_Exercise goal_
Where a line in the listing contains the string "this", copy that line out.

[START OF Source data]

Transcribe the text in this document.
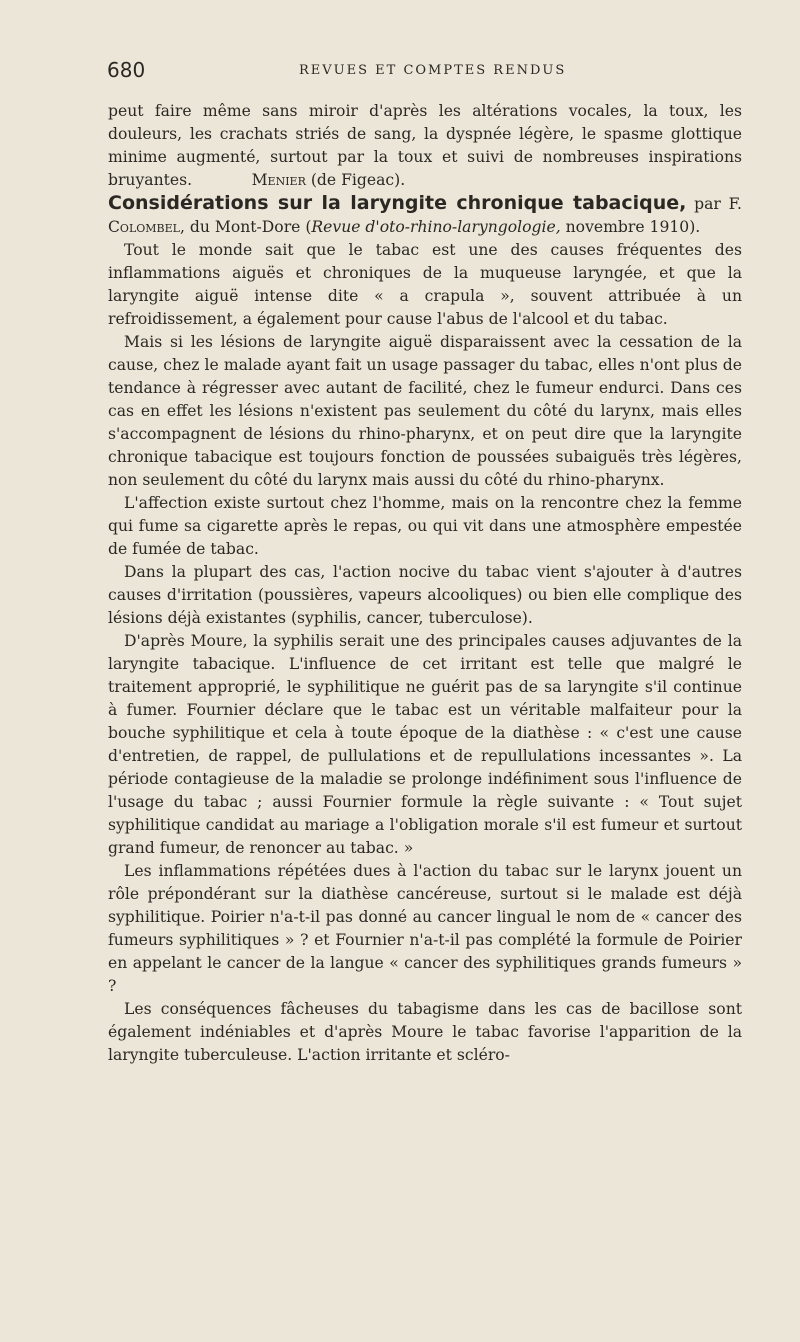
680	REVUES ET COMPTES RENDUS

peut faire même sans miroir d'après les altérations vocales, la toux, les douleurs, les crachats striés de sang, la dyspnée légère, le spasme glottique minime augmenté, surtout par la toux et suivi de nombreuses inspirations bruyantes.	Menier (de Figeac).

Considérations sur la laryngite chronique tabacique, par F. Colombel, du Mont-Dore (Revue d'oto-rhino-laryngologie, novembre 1910).

Tout le monde sait que le tabac est une des causes fréquentes des inflammations aiguës et chroniques de la muqueuse laryngée, et que la laryngite aiguë intense dite « a crapula », souvent attribuée à un refroidissement, a également pour cause l'abus de l'alcool et du tabac.

Mais si les lésions de laryngite aiguë disparaissent avec la cessation de la cause, chez le malade ayant fait un usage passager du tabac, elles n'ont plus de tendance à régresser avec autant de facilité, chez le fumeur endurci. Dans ces cas en effet les lésions n'existent pas seulement du côté du larynx, mais elles s'accompagnent de lésions du rhino-pharynx, et on peut dire que la laryngite chronique tabacique est toujours fonction de poussées subaiguës très légères, non seulement du côté du larynx mais aussi du côté du rhino-pharynx.

L'affection existe surtout chez l'homme, mais on la rencontre chez la femme qui fume sa cigarette après le repas, ou qui vit dans une atmosphère empestée de fumée de tabac.

Dans la plupart des cas, l'action nocive du tabac vient s'ajouter à d'autres causes d'irritation (poussières, vapeurs alcooliques) ou bien elle complique des lésions déjà existantes (syphilis, cancer, tuberculose).

D'après Moure, la syphilis serait une des principales causes adjuvantes de la laryngite tabacique. L'influence de cet irritant est telle que malgré le traitement approprié, le syphilitique ne guérit pas de sa laryngite s'il continue à fumer. Fournier déclare que le tabac est un véritable malfaiteur pour la bouche syphilitique et cela à toute époque de la diathèse : « c'est une cause d'entretien, de rappel, de pullulations et de repullulations incessantes ». La période contagieuse de la maladie se prolonge indéfiniment sous l'influence de l'usage du tabac ; aussi Fournier formule la règle suivante : « Tout sujet syphilitique candidat au mariage a l'obligation morale s'il est fumeur et surtout grand fumeur, de renoncer au tabac. »

Les inflammations répétées dues à l'action du tabac sur le larynx jouent un rôle prépondérant sur la diathèse cancéreuse, surtout si le malade est déjà syphilitique. Poirier n'a-t-il pas donné au cancer lingual le nom de « cancer des fumeurs syphilitiques » ? et Fournier n'a-t-il pas complété la formule de Poirier en appelant le cancer de la langue « cancer des syphilitiques grands fumeurs » ?

Les conséquences fâcheuses du tabagisme dans les cas de bacillose sont également indéniables et d'après Moure le tabac favorise l'apparition de la laryngite tuberculeuse. L'action irritante et scléro-
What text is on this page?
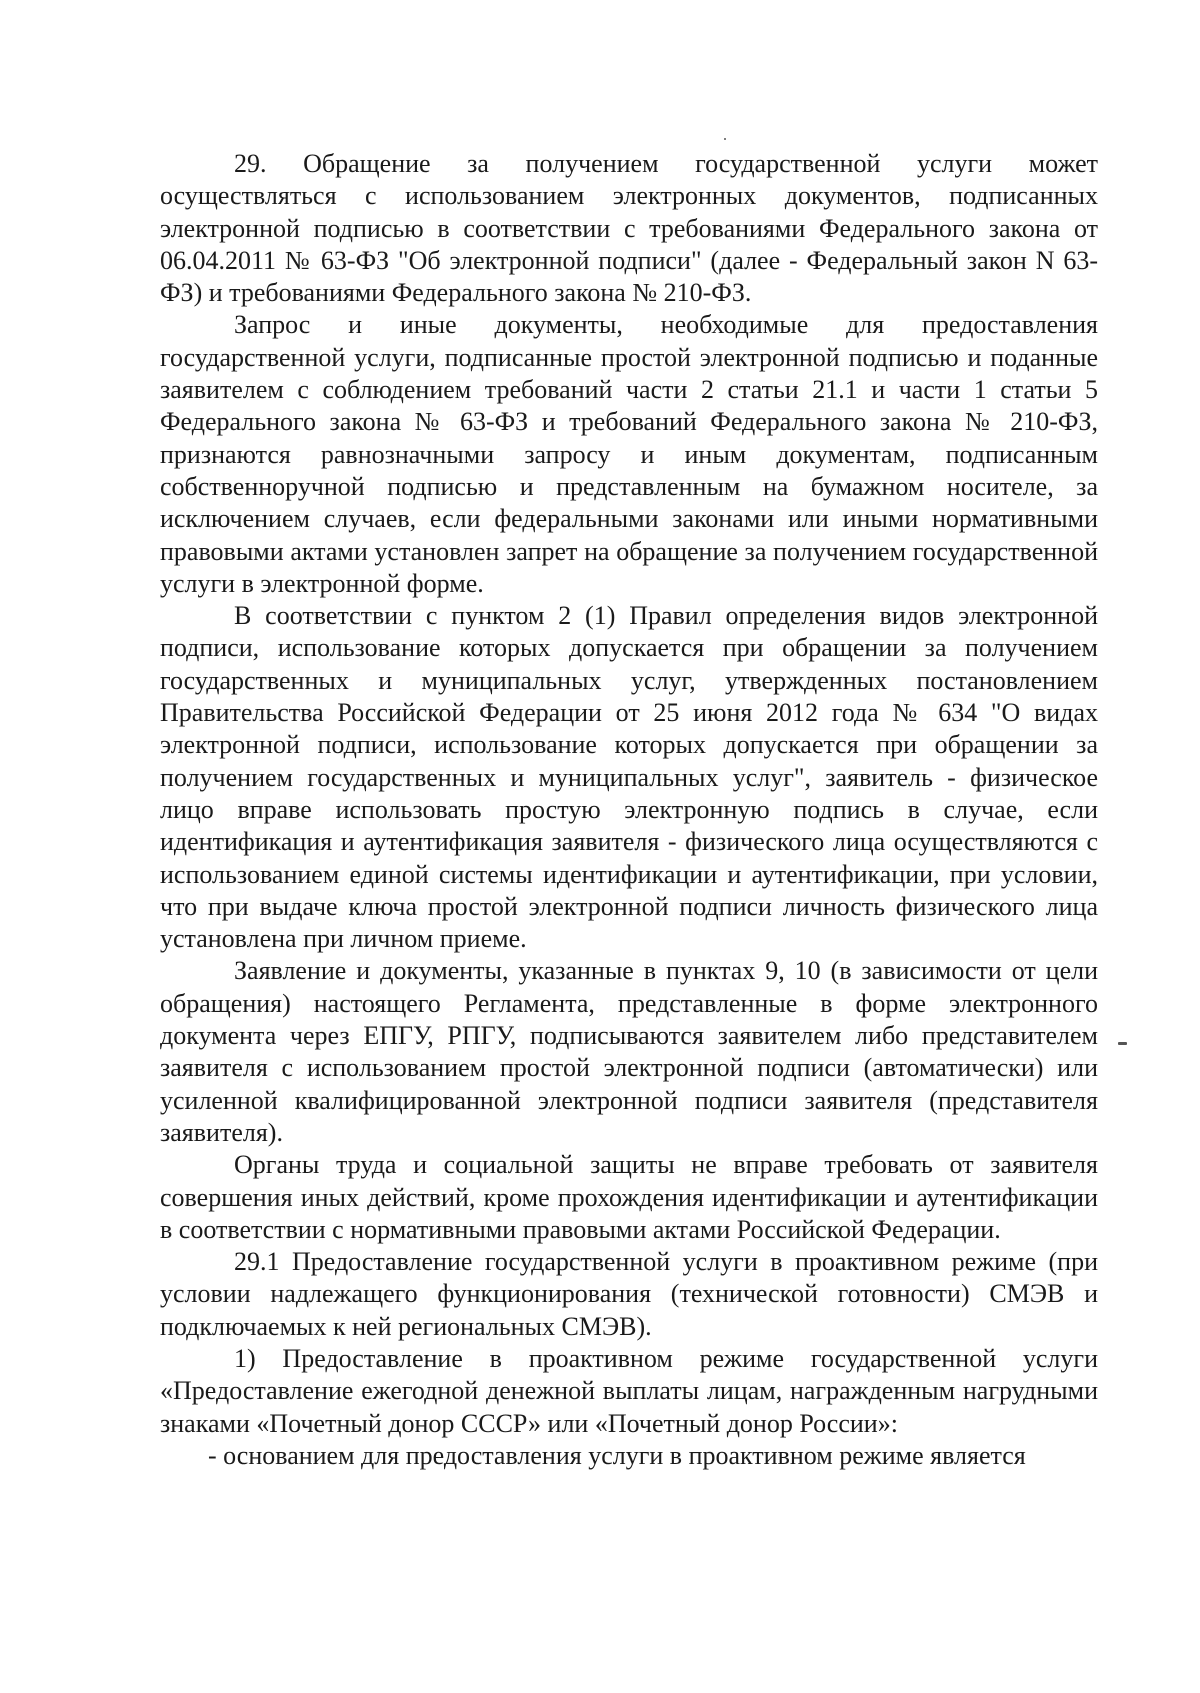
29. Обращение за получением государственной услуги может осуществляться с использованием электронных документов, подписанных электронной подписью в соответствии с требованиями Федерального закона от 06.04.2011 № 63-ФЗ "Об электронной подписи" (далее - Федеральный закон N 63-ФЗ) и требованиями Федерального закона № 210-ФЗ.

Запрос и иные документы, необходимые для предоставления государственной услуги, подписанные простой электронной подписью и поданные заявителем с соблюдением требований части 2 статьи 21.1 и части 1 статьи 5 Федерального закона № 63-ФЗ и требований Федерального закона № 210-ФЗ, признаются равнозначными запросу и иным документам, подписанным собственноручной подписью и представленным на бумажном носителе, за исключением случаев, если федеральными законами или иными нормативными правовыми актами установлен запрет на обращение за получением государственной услуги в электронной форме.

В соответствии с пунктом 2 (1) Правил определения видов электронной подписи, использование которых допускается при обращении за получением государственных и муниципальных услуг, утвержденных постановлением Правительства Российской Федерации от 25 июня 2012 года № 634 "О видах электронной подписи, использование которых допускается при обращении за получением государственных и муниципальных услуг", заявитель - физическое лицо вправе использовать простую электронную подпись в случае, если идентификация и аутентификация заявителя - физического лица осуществляются с использованием единой системы идентификации и аутентификации, при условии, что при выдаче ключа простой электронной подписи личность физического лица установлена при личном приеме.

Заявление и документы, указанные в пунктах 9, 10 (в зависимости от цели обращения) настоящего Регламента, представленные в форме электронного документа через ЕПГУ, РПГУ, подписываются заявителем либо представителем заявителя с использованием простой электронной подписи (автоматически) или усиленной квалифицированной электронной подписи заявителя (представителя заявителя).

Органы труда и социальной защиты не вправе требовать от заявителя совершения иных действий, кроме прохождения идентификации и аутентификации в соответствии с нормативными правовыми актами Российской Федерации.

29.1 Предоставление государственной услуги в проактивном режиме (при условии надлежащего функционирования (технической готовности) СМЭВ и подключаемых к ней региональных СМЭВ).

1) Предоставление в проактивном режиме государственной услуги «Предоставление ежегодной денежной выплаты лицам, награжденным нагрудными знаками «Почетный донор СССР» или «Почетный донор России»:

- основанием для предоставления услуги в проактивном режиме является
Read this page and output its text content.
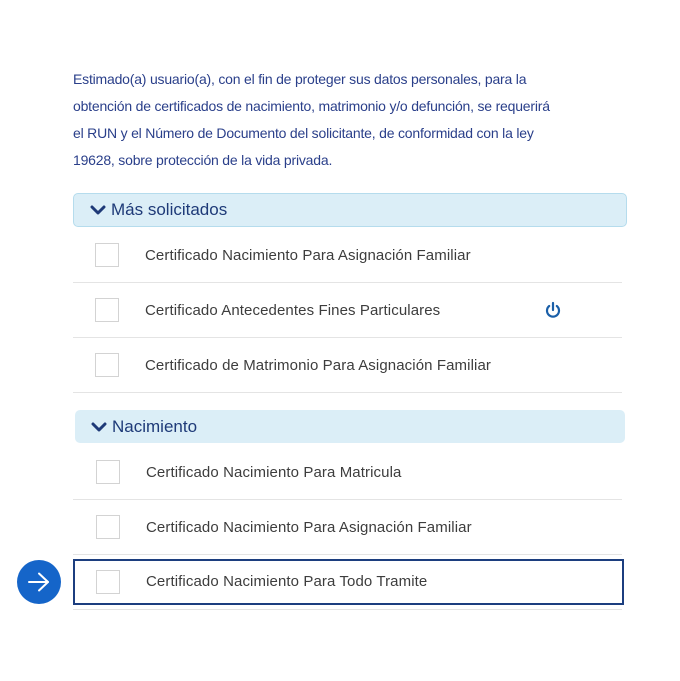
Estimado(a) usuario(a), con el fin de proteger sus datos personales, para la
obtención de certificados de nacimiento, matrimonio y/o defunción, se requerirá
el RUN y el Número de Documento del solicitante, de conformidad con la ley
19628, sobre protección de la vida privada.
Más solicitados
Certificado Nacimiento Para Asignación Familiar
Certificado Antecedentes Fines Particulares
Certificado de Matrimonio Para Asignación Familiar
Nacimiento
Certificado Nacimiento Para Matricula
Certificado Nacimiento Para Asignación Familiar
Certificado Nacimiento Para Todo Tramite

[END OF Source data]

_Response to the task_
Transcribe the text in this document.
What text is on this page?
Read this page and output its text content.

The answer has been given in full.